SHORT PROBLEM: Return all lines with the word "this" in them.

SOURCE MATERIAL:
○ ○ ○ ○

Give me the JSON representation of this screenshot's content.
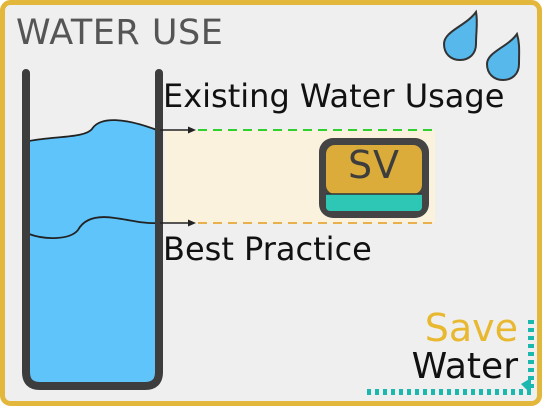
{
  "title": "WATER USE",
  "labels": {
    "existing": "Existing Water Usage",
    "best": "Best Practice"
  },
  "badge": {
    "text": "SV"
  },
  "logo": {
    "line1": "Save",
    "line2": "Water"
  },
  "colors": {
    "border": "#e2b73c",
    "background": "#efefef",
    "water": "#5ec4fa",
    "beaker": "#3d3d3d",
    "existing_line": "#2fd12f",
    "best_line": "#e8b14d",
    "band": "#faf2dd",
    "badge_top": "#dbac3a",
    "badge_bottom": "#2ec7b6",
    "drop": "#56b8eb",
    "logo_save": "#e8b831",
    "logo_dots": "#1bb8b0"
  },
  "icons": {
    "drops": "water-drops-icon"
  }
}
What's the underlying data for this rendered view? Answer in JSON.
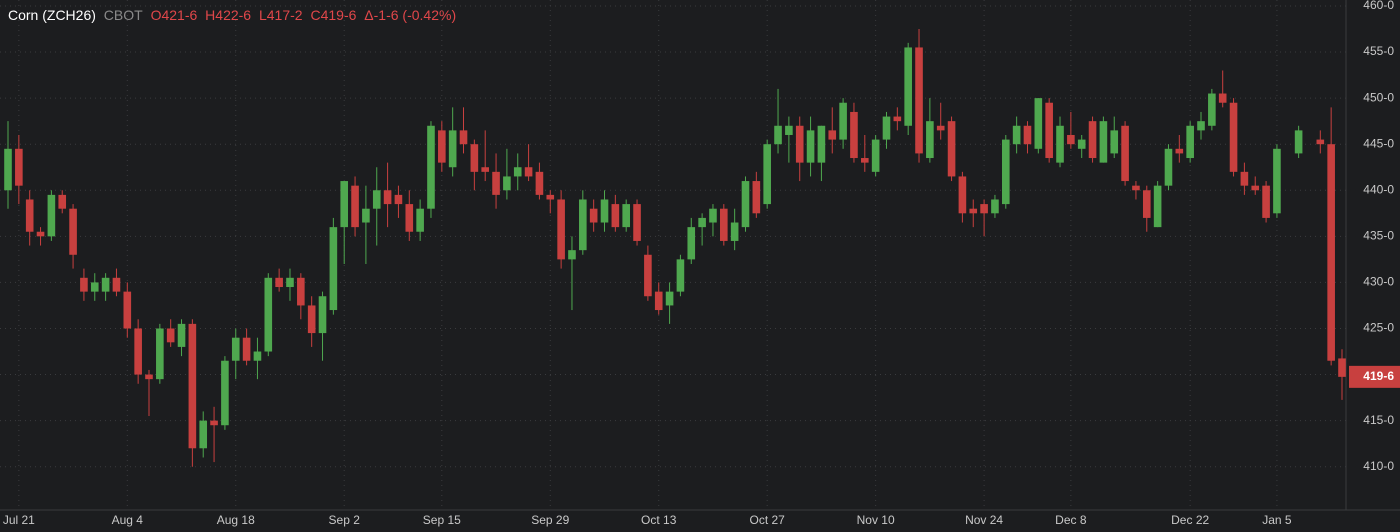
{
  "chart_data": {
    "type": "candlestick",
    "title": "Corn (ZCH26)",
    "exchange": "CBOT",
    "ohlc_labels": [
      "O421-6",
      "H422-6",
      "L417-2",
      "C419-6"
    ],
    "change_label": "Δ-1-6 (-0.42%)",
    "up_color": "#4fa84f",
    "down_color": "#c8403f",
    "grid": true,
    "ylim": [
      405.3,
      460.65
    ],
    "yticks": [
      {
        "value": 410,
        "label": "410-0"
      },
      {
        "value": 415,
        "label": "415-0"
      },
      {
        "value": 420,
        "label": "420-0"
      },
      {
        "value": 425,
        "label": "425-0"
      },
      {
        "value": 430,
        "label": "430-0"
      },
      {
        "value": 435,
        "label": "435-0"
      },
      {
        "value": 440,
        "label": "440-0"
      },
      {
        "value": 445,
        "label": "445-0"
      },
      {
        "value": 450,
        "label": "450-0"
      },
      {
        "value": 455,
        "label": "455-0"
      },
      {
        "value": 460,
        "label": "460-0"
      }
    ],
    "last_price": {
      "value": 419.75,
      "label": "419-6"
    },
    "categories": [
      null,
      "Jul 21",
      null,
      null,
      null,
      null,
      null,
      null,
      null,
      null,
      null,
      "Aug 4",
      null,
      null,
      null,
      null,
      null,
      null,
      null,
      null,
      null,
      "Aug 18",
      null,
      null,
      null,
      null,
      null,
      null,
      null,
      null,
      null,
      "Sep 2",
      null,
      null,
      null,
      null,
      null,
      null,
      null,
      null,
      "Sep 15",
      null,
      null,
      null,
      null,
      null,
      null,
      null,
      null,
      null,
      "Sep 29",
      null,
      null,
      null,
      null,
      null,
      null,
      null,
      null,
      null,
      "Oct 13",
      null,
      null,
      null,
      null,
      null,
      null,
      null,
      null,
      null,
      "Oct 27",
      null,
      null,
      null,
      null,
      null,
      null,
      null,
      null,
      null,
      "Nov 10",
      null,
      null,
      null,
      null,
      null,
      null,
      null,
      null,
      null,
      "Nov 24",
      null,
      null,
      null,
      null,
      null,
      null,
      null,
      "Dec 8",
      null,
      null,
      null,
      null,
      null,
      null,
      null,
      null,
      null,
      null,
      "Dec 22",
      null,
      null,
      null,
      null,
      null,
      null,
      null,
      "Jan 5",
      null,
      null,
      null,
      null,
      null,
      null
    ],
    "open": [
      440,
      444.5,
      439,
      435.5,
      435,
      439.5,
      438,
      430.5,
      429,
      429,
      430.5,
      429,
      425,
      420,
      419.5,
      425,
      423,
      425.5,
      412,
      415,
      414.5,
      421.5,
      424,
      421.5,
      422.5,
      430.5,
      429.5,
      430.5,
      427.5,
      424.5,
      427,
      436,
      440.5,
      436.5,
      438,
      440,
      439.5,
      438.5,
      435.5,
      438,
      446.5,
      442.5,
      446.5,
      445,
      442.5,
      442,
      440,
      441.5,
      442.5,
      442,
      439.5,
      439,
      432.5,
      433.5,
      438,
      436.5,
      438.5,
      436,
      438.5,
      433,
      429,
      427.5,
      429,
      432.5,
      436,
      436.5,
      438,
      434.5,
      436,
      441,
      438.5,
      445,
      446,
      447,
      443,
      443,
      446.5,
      445.5,
      448.5,
      443.5,
      442,
      445.5,
      448,
      447,
      455.5,
      443.5,
      447,
      447.5,
      441.5,
      438,
      438.5,
      437.5,
      438.5,
      445,
      447,
      444.5,
      449.5,
      443,
      446,
      444.5,
      447.5,
      443,
      444,
      447,
      440.5,
      440,
      436,
      440.5,
      444.5,
      443.5,
      446.5,
      447,
      450.5,
      449.5,
      442,
      440.5,
      440.5,
      437.5,
      null,
      444,
      null,
      445.5,
      445,
      421.75
    ],
    "high": [
      447.5,
      446,
      440,
      436,
      440,
      440,
      438.5,
      431.5,
      431,
      431,
      431.5,
      430,
      426,
      420.5,
      425.5,
      426,
      426,
      426,
      416,
      416.5,
      422,
      425,
      425,
      424,
      431,
      431.5,
      431.5,
      431,
      428.5,
      429,
      437,
      441,
      441.5,
      440.5,
      442.5,
      443,
      440.5,
      440,
      439,
      447.5,
      447.5,
      449,
      449,
      445.5,
      446.5,
      444,
      444.5,
      444,
      445,
      443,
      440,
      440,
      435,
      440,
      439,
      440,
      439.5,
      439,
      439,
      434,
      430,
      430,
      433,
      437,
      437.5,
      438.5,
      438.5,
      438,
      441.5,
      442,
      445.5,
      451,
      448,
      448,
      448,
      447,
      449,
      450,
      449.5,
      446,
      446,
      448.5,
      449,
      456,
      457.5,
      450,
      449.5,
      448,
      442,
      439,
      439,
      439.5,
      446,
      448,
      447.5,
      450,
      450,
      448,
      448.5,
      446,
      448,
      448,
      448,
      447.5,
      441,
      440.5,
      441,
      445,
      446,
      447.5,
      448.5,
      451,
      453,
      450,
      443,
      441.5,
      441,
      445,
      null,
      447,
      null,
      446.5,
      449,
      422.75
    ],
    "low": [
      438,
      438.5,
      434,
      434,
      434.5,
      437.5,
      431.5,
      428,
      428,
      428,
      428.5,
      424,
      419,
      415.5,
      419,
      423,
      422,
      410,
      411,
      410.5,
      414,
      419.5,
      421,
      419.5,
      422,
      429,
      428,
      426,
      423,
      421.5,
      426.5,
      432,
      435,
      432,
      434,
      436,
      437,
      434.5,
      434.5,
      437,
      442,
      441.5,
      444,
      440,
      441,
      438,
      439,
      440,
      441,
      439,
      437.5,
      431.5,
      427,
      433,
      435.5,
      435.5,
      435.5,
      435.5,
      434,
      428,
      426.5,
      425.5,
      428.5,
      432,
      434,
      435,
      434,
      433.5,
      435.5,
      437,
      438,
      444,
      443,
      441,
      441.5,
      441,
      444,
      444.5,
      443,
      442,
      441.5,
      444.5,
      446.5,
      446,
      443,
      443,
      445.5,
      441,
      436.5,
      436,
      435,
      437,
      438,
      444,
      444,
      444,
      443,
      442.5,
      444.5,
      443.5,
      443,
      443,
      443.5,
      440.5,
      439,
      435.5,
      436,
      440,
      443,
      443,
      445.5,
      446.5,
      449,
      441.5,
      439.5,
      439.5,
      436.5,
      437,
      null,
      443.5,
      null,
      444,
      421,
      417.25
    ],
    "close": [
      444.5,
      440.5,
      435.5,
      435,
      439.5,
      438,
      433,
      429,
      430,
      430.5,
      429,
      425,
      420,
      419.5,
      425,
      423.5,
      425.5,
      412,
      415,
      414.5,
      421.5,
      424,
      421.5,
      422.5,
      430.5,
      429.5,
      430.5,
      427.5,
      424.5,
      428.5,
      436,
      441,
      436,
      438,
      440,
      438.5,
      438.5,
      435.5,
      438,
      447,
      443,
      446.5,
      445,
      442,
      442,
      439.5,
      441.5,
      442.5,
      441.5,
      439.5,
      439,
      432.5,
      433.5,
      439,
      436.5,
      439,
      436,
      438.5,
      434.5,
      428.5,
      427,
      429,
      432.5,
      436,
      437,
      438,
      434.5,
      436.5,
      441,
      437.5,
      445,
      447,
      447,
      443,
      446.5,
      447,
      445.5,
      449.5,
      443.5,
      443,
      445.5,
      448,
      447.5,
      455.5,
      444,
      447.5,
      446.5,
      441.5,
      437.5,
      437.5,
      437.5,
      439,
      445.5,
      447,
      445,
      450,
      443.5,
      447,
      445,
      445.5,
      443.5,
      447.5,
      446.5,
      441,
      440,
      437,
      440.5,
      444.5,
      444,
      447,
      447.5,
      450.5,
      449.5,
      442,
      440.5,
      440,
      437,
      444.5,
      null,
      446.5,
      null,
      445,
      421.5,
      419.75
    ]
  }
}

○ ○ ○ ○

ANSWER BELOW:
Give me the JSON representation of this screenshot's content.
What's the underlying data for this rendered view? Answer in JSON.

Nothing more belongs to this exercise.